§ **Given problem**
Repeat the lines that follow, leaving nothing out.

§ **The records**

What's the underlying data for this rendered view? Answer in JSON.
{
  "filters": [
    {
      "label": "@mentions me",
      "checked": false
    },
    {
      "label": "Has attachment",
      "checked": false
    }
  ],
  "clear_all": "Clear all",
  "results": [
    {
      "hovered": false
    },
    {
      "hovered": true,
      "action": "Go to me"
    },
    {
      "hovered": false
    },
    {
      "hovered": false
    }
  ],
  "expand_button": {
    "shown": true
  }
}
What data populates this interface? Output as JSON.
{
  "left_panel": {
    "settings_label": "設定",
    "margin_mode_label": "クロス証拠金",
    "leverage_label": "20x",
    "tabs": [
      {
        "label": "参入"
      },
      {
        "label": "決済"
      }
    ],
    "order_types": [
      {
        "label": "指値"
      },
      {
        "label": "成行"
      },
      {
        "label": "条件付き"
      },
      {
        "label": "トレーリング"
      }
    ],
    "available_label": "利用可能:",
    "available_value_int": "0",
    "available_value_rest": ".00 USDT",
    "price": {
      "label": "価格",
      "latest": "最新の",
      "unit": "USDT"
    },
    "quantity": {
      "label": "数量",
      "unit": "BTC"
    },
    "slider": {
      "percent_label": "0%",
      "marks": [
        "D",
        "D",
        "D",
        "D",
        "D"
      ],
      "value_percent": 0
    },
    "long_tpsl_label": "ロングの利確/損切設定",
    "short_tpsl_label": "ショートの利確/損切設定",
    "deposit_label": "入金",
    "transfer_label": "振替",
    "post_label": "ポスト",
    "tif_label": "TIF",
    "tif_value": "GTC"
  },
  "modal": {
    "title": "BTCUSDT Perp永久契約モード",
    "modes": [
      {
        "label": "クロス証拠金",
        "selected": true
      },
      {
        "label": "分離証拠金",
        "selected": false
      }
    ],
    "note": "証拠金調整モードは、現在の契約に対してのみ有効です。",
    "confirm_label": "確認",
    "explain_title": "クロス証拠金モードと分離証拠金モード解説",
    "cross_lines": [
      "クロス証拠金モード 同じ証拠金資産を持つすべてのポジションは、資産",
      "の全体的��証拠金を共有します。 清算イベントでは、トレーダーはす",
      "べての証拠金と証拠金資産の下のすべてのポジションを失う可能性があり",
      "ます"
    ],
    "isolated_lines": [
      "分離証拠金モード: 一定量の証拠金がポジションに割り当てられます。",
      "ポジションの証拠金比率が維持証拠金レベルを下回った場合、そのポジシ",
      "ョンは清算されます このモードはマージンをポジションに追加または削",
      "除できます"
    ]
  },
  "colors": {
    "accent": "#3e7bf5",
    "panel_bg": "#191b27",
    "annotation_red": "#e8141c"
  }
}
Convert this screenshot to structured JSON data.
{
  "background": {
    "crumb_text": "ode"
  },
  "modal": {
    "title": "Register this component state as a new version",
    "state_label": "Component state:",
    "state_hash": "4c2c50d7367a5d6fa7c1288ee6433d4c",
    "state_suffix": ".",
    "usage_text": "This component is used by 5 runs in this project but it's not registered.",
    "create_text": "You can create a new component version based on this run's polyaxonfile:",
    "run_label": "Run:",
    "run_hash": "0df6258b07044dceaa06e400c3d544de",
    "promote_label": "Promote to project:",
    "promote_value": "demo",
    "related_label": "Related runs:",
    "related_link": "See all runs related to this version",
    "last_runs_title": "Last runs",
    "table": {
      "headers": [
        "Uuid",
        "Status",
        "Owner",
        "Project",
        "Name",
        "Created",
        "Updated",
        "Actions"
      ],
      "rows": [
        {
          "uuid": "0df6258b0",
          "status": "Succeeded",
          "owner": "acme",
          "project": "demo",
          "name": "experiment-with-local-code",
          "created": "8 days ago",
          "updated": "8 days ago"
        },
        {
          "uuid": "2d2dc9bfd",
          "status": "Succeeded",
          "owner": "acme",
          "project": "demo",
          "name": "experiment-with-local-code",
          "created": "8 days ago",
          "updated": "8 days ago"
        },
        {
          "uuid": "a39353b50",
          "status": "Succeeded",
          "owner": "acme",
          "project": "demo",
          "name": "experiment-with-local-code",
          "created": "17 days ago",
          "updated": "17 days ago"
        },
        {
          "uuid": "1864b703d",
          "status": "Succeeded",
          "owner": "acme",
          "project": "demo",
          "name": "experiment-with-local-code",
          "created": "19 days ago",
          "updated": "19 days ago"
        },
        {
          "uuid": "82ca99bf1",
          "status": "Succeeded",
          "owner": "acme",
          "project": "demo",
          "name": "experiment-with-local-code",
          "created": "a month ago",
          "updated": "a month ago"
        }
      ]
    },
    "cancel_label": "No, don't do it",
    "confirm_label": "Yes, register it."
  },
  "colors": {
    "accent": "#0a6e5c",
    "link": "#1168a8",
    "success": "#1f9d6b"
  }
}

§ **Correct answer**
What's the underlying data for this rendered view? Answer in JSON.
{
  "filters": [
    {
      "label": "@mentions me",
      "checked": false
    },
    {
      "label": "Has attachment",
      "checked": false
    }
  ],
  "clear_all": "Clear all",
  "results": [
    {
      "hovered": false
    },
    {
      "hovered": true,
      "action": "Go to me"
    },
    {
      "hovered": false
    },
    {
      "hovered": false
    }
  ],
  "expand_button": {
    "shown": true
  }
}
What data populates this interface? Output as JSON.
{
  "left_panel": {
    "settings_label": "設定",
    "margin_mode_label": "クロス証拠金",
    "leverage_label": "20x",
    "tabs": [
      {
        "label": "参入"
      },
      {
        "label": "決済"
      }
    ],
    "order_types": [
      {
        "label": "指値"
      },
      {
        "label": "成行"
      },
      {
        "label": "条件付き"
      },
      {
        "label": "トレーリング"
      }
    ],
    "available_label": "利用可能:",
    "available_value_int": "0",
    "available_value_rest": ".00 USDT",
    "price": {
      "label": "価格",
      "latest": "最新の",
      "unit": "USDT"
    },
    "quantity": {
      "label": "数量",
      "unit": "BTC"
    },
    "slider": {
      "percent_label": "0%",
      "marks": [
        "D",
        "D",
        "D",
        "D",
        "D"
      ],
      "value_percent": 0
    },
    "long_tpsl_label": "ロングの利確/損切設定",
    "short_tpsl_label": "ショートの利確/損切設定",
    "deposit_label": "入金",
    "transfer_label": "振替",
    "post_label": "ポスト",
    "tif_label": "TIF",
    "tif_value": "GTC"
  },
  "modal": {
    "title": "BTCUSDT Perp永久契約モード",
    "modes": [
      {
        "label": "クロス証拠金",
        "selected": true
      },
      {
        "label": "分離証拠金",
        "selected": false
      }
    ],
    "note": "証拠金調整モードは、現在の契約に対してのみ有効です。",
    "confirm_label": "確認",
    "explain_title": "クロス証拠金モードと分離証拠金モード解説",
    "cross_lines": [
      "クロス証拠金モード 同じ証拠金資産を持つすべてのポジションは、資産",
      "の全体的��証拠金を共有します。 清算イベントでは、トレーダーはす",
      "べての証拠金と証拠金資産の下のすべてのポジションを失う可能性があり",
      "ます"
    ],
    "isolated_lines": [
      "分離証拠金モード: 一定量の証拠金がポジションに割り当てられます。",
      "ポジションの証拠金比率が維持証拠金レベルを下回った場合、そのポジシ",
      "ョンは清算されます このモードはマージンをポジションに追加または削",
      "除できます"
    ]
  },
  "colors": {
    "accent": "#3e7bf5",
    "panel_bg": "#191b27",
    "annotation_red": "#e8141c"
  }
}
Convert this screenshot to structured JSON data.
{
  "background": {
    "crumb_text": "ode"
  },
  "modal": {
    "title": "Register this component state as a new version",
    "state_label": "Component state:",
    "state_hash": "4c2c50d7367a5d6fa7c1288ee6433d4c",
    "state_suffix": ".",
    "usage_text": "This component is used by 5 runs in this project but it's not registered.",
    "create_text": "You can create a new component version based on this run's polyaxonfile:",
    "run_label": "Run:",
    "run_hash": "0df6258b07044dceaa06e400c3d544de",
    "promote_label": "Promote to project:",
    "promote_value": "demo",
    "related_label": "Related runs:",
    "related_link": "See all runs related to this version",
    "last_runs_title": "Last runs",
    "table": {
      "headers": [
        "Uuid",
        "Status",
        "Owner",
        "Project",
        "Name",
        "Created",
        "Updated",
        "Actions"
      ],
      "rows": [
        {
          "uuid": "0df6258b0",
          "status": "Succeeded",
          "owner": "acme",
          "project": "demo",
          "name": "experiment-with-local-code",
          "created": "8 days ago",
          "updated": "8 days ago"
        },
        {
          "uuid": "2d2dc9bfd",
          "status": "Succeeded",
          "owner": "acme",
          "project": "demo",
          "name": "experiment-with-local-code",
          "created": "8 days ago",
          "updated": "8 days ago"
        },
        {
          "uuid": "a39353b50",
          "status": "Succeeded",
          "owner": "acme",
          "project": "demo",
          "name": "experiment-with-local-code",
          "created": "17 days ago",
          "updated": "17 days ago"
        },
        {
          "uuid": "1864b703d",
          "status": "Succeeded",
          "owner": "acme",
          "project": "demo",
          "name": "experiment-with-local-code",
          "created": "19 days ago",
          "updated": "19 days ago"
        },
        {
          "uuid": "82ca99bf1",
          "status": "Succeeded",
          "owner": "acme",
          "project": "demo",
          "name": "experiment-with-local-code",
          "created": "a month ago",
          "updated": "a month ago"
        }
      ]
    },
    "cancel_label": "No, don't do it",
    "confirm_label": "Yes, register it."
  },
  "colors": {
    "accent": "#0a6e5c",
    "link": "#1168a8",
    "success": "#1f9d6b"
  }
}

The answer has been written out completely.